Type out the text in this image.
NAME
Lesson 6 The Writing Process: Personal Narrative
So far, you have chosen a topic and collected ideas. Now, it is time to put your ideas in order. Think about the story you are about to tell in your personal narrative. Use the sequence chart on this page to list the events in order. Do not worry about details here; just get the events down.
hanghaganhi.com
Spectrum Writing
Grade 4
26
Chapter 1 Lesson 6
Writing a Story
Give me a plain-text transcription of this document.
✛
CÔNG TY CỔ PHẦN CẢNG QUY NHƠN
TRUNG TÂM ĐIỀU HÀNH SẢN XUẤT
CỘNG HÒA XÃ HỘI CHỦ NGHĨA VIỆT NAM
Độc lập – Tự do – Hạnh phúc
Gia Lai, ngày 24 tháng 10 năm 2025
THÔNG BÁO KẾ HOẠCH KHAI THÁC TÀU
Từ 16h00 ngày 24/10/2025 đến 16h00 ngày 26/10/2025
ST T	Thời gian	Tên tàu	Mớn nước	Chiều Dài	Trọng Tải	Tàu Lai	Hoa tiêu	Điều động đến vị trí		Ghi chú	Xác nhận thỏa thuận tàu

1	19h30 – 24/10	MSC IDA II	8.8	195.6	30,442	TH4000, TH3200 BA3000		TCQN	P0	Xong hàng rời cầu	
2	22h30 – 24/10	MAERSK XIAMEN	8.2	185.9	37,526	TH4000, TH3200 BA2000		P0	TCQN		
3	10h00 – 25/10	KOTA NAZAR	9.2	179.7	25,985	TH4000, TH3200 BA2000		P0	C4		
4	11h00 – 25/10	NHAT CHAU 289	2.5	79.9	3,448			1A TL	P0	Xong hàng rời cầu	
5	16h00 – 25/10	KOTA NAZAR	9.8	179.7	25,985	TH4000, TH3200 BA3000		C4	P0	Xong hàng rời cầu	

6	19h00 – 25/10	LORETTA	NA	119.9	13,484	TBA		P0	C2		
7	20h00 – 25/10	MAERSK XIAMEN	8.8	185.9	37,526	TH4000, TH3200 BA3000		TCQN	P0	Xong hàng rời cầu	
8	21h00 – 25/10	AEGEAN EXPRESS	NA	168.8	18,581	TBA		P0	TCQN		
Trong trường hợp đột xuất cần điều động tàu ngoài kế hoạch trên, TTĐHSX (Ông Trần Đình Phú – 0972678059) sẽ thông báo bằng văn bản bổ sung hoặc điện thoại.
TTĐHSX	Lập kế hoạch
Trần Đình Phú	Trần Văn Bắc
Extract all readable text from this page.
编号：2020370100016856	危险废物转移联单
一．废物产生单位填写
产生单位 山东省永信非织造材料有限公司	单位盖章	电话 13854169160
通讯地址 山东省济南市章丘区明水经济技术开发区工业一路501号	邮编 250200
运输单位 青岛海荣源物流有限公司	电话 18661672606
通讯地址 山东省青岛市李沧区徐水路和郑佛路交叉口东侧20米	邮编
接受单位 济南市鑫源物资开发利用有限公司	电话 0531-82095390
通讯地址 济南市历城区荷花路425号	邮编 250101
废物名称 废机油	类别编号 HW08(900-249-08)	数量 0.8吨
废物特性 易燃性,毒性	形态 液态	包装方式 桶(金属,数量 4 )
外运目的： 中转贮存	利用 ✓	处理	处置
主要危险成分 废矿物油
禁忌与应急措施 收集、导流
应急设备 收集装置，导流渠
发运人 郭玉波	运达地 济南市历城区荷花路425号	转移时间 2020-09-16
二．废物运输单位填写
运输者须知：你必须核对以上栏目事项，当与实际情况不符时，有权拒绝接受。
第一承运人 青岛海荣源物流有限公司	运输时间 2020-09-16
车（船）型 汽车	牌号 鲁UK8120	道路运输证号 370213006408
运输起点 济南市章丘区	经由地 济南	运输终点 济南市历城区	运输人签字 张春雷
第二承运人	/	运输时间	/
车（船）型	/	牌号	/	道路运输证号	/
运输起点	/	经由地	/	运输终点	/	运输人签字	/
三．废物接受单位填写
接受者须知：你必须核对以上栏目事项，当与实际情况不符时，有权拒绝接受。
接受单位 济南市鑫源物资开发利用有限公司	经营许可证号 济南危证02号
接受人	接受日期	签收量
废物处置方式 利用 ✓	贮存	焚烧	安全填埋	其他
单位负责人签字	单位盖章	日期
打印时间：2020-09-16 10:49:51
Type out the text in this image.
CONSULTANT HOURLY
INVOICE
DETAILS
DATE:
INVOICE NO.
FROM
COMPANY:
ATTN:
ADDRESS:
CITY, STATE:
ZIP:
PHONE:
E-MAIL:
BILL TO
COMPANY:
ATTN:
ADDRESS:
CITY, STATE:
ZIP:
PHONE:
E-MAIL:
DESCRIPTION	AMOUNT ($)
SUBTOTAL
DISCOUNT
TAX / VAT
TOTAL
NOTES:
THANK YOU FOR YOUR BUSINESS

__________________________________________________

What you need to do
Gather all lines from the listing above in which "hàng" occurs.

Finished task
1	19h30 – 24/10	MSC IDA II	8.8	195.6	30,442	TH4000, TH3200 BA3000		TCQN	P0	Xong hàng rời cầu	
4	11h00 – 25/10	NHAT CHAU 289	2.5	79.9	3,448			1A TL	P0	Xong hàng rời cầu	
5	16h00 – 25/10	KOTA NAZAR	9.8	179.7	25,985	TH4000, TH3200 BA3000		C4	P0	Xong hàng rời cầu	
7	20h00 – 25/10	MAERSK XIAMEN	8.8	185.9	37,526	TH4000, TH3200 BA3000		TCQN	P0	Xong hàng rời cầu	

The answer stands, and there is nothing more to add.